[Chart and figure data]
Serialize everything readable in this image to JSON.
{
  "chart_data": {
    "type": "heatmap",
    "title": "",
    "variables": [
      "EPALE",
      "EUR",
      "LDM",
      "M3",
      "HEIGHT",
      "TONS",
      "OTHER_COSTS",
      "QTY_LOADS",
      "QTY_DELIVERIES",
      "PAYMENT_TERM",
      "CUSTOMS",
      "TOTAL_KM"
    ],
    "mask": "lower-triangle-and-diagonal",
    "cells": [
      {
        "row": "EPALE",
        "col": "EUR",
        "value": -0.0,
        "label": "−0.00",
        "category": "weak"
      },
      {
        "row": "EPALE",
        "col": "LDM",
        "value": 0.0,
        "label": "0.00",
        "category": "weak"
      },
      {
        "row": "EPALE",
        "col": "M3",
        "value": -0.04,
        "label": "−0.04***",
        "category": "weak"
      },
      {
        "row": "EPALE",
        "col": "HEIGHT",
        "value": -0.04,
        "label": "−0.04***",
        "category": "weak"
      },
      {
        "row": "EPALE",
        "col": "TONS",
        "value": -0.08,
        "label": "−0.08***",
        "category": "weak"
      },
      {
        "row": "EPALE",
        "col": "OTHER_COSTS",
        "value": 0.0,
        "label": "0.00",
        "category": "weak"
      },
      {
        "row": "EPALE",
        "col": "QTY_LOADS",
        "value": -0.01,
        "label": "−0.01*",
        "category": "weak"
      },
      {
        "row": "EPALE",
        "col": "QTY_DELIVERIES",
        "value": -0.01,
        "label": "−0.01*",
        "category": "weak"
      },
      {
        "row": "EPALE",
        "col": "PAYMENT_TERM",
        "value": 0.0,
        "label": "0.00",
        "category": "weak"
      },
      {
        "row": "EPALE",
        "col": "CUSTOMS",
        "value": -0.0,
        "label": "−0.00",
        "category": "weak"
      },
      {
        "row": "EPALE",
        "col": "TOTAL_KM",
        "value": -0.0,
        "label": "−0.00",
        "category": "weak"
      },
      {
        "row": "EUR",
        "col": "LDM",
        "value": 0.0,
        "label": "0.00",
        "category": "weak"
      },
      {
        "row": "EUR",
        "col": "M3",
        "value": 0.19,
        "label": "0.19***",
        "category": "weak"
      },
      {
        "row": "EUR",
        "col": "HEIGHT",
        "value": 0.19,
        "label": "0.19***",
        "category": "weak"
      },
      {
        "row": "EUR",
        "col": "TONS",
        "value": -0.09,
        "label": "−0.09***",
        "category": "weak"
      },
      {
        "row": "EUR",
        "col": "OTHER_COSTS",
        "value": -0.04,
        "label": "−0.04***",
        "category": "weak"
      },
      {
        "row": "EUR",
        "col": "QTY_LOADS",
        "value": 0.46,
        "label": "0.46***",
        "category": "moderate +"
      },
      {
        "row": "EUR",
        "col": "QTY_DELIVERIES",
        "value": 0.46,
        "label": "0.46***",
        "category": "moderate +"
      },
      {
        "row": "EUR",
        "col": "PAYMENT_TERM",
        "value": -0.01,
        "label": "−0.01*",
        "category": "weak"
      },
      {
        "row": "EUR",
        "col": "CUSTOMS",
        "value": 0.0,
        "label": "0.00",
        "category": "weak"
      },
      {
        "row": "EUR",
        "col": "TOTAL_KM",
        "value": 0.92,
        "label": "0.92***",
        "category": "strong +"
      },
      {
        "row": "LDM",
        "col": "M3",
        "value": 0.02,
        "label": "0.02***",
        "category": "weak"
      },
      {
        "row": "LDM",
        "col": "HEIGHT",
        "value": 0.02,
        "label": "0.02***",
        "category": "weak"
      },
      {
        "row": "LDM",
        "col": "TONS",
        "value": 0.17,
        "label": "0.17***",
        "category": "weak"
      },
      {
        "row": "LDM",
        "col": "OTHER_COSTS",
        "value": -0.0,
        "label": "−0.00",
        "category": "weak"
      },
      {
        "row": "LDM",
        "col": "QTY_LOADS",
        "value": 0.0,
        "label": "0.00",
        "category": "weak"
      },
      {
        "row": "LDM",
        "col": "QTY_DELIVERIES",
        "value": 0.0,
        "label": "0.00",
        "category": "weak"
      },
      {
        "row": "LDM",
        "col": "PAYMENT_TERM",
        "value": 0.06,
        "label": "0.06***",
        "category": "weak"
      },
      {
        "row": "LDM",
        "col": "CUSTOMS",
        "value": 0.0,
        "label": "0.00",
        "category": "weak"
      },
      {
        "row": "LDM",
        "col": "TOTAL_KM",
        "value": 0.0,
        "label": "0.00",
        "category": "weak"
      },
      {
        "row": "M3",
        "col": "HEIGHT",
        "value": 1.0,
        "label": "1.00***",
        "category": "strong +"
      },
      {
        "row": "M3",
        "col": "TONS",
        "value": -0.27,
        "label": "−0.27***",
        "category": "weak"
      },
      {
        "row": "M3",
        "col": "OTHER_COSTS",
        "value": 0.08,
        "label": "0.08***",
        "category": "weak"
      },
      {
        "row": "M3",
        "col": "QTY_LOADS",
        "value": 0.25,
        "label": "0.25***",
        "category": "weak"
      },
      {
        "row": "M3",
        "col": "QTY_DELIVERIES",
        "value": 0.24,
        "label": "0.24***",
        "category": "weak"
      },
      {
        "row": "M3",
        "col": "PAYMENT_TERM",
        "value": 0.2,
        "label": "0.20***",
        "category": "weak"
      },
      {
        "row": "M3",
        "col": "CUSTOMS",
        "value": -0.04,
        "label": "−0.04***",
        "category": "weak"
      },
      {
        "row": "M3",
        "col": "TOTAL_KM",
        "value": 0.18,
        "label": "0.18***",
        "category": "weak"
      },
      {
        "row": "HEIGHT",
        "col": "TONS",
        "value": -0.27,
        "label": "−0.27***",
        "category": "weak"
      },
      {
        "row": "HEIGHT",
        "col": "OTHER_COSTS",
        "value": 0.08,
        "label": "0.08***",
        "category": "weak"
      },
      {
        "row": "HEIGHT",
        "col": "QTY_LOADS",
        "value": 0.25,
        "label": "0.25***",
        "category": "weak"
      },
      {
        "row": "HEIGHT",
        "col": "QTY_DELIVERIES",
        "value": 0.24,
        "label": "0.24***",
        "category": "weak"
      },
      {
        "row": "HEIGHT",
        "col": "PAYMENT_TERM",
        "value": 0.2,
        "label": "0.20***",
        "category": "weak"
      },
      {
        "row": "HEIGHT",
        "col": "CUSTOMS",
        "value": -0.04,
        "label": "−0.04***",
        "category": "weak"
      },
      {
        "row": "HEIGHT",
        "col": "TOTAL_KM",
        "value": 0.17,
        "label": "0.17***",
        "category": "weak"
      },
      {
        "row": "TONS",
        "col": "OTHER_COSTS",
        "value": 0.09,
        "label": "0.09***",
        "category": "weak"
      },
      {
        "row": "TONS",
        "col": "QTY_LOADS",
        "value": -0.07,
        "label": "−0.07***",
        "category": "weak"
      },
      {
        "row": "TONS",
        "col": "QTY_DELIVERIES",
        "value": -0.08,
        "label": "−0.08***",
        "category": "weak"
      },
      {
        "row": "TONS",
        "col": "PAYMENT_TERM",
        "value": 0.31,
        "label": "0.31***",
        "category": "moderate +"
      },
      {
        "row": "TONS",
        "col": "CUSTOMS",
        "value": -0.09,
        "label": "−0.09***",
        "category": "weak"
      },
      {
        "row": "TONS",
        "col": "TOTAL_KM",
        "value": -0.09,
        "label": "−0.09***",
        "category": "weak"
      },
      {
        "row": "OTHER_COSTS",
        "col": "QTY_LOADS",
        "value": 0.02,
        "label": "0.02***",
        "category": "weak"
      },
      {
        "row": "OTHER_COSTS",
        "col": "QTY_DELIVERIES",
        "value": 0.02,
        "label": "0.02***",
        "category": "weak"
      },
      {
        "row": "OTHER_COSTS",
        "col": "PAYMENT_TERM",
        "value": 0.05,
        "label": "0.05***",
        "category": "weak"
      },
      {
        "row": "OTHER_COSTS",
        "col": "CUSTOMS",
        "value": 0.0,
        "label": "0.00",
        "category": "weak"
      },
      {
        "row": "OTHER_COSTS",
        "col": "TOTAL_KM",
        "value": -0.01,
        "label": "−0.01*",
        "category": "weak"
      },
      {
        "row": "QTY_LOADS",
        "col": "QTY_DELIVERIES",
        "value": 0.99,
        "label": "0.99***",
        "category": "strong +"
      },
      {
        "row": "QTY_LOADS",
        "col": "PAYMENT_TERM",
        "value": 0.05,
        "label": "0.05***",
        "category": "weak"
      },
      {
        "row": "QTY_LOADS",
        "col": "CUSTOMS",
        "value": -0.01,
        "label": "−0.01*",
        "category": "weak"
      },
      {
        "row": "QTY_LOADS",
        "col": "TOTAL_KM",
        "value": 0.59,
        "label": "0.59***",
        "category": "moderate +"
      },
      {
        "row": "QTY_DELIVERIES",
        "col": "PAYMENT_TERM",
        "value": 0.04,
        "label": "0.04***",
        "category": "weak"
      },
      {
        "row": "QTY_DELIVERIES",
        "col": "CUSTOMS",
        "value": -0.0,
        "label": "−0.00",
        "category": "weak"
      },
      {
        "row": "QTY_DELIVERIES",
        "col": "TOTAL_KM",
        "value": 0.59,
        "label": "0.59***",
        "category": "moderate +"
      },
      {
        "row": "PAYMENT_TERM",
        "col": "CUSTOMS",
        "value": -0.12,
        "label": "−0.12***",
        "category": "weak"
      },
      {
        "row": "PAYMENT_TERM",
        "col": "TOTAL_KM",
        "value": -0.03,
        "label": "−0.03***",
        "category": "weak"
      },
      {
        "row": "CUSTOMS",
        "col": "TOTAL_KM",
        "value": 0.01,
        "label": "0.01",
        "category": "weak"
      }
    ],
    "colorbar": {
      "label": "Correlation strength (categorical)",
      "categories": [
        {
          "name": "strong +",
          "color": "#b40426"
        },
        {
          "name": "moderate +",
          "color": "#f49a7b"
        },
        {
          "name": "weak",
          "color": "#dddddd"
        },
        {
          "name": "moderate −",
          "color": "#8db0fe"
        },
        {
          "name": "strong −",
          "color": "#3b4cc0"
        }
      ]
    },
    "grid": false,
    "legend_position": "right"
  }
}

→ **GIVEN PROBLEM**
Search the preceding listing for "name" and extract every line where it is found.

→ **ANSWER TO THE PROBLEM**
          "name": "strong +",
          "name": "moderate +",
          "name": "weak",
          "name": "moderate −",
          "name": "strong −",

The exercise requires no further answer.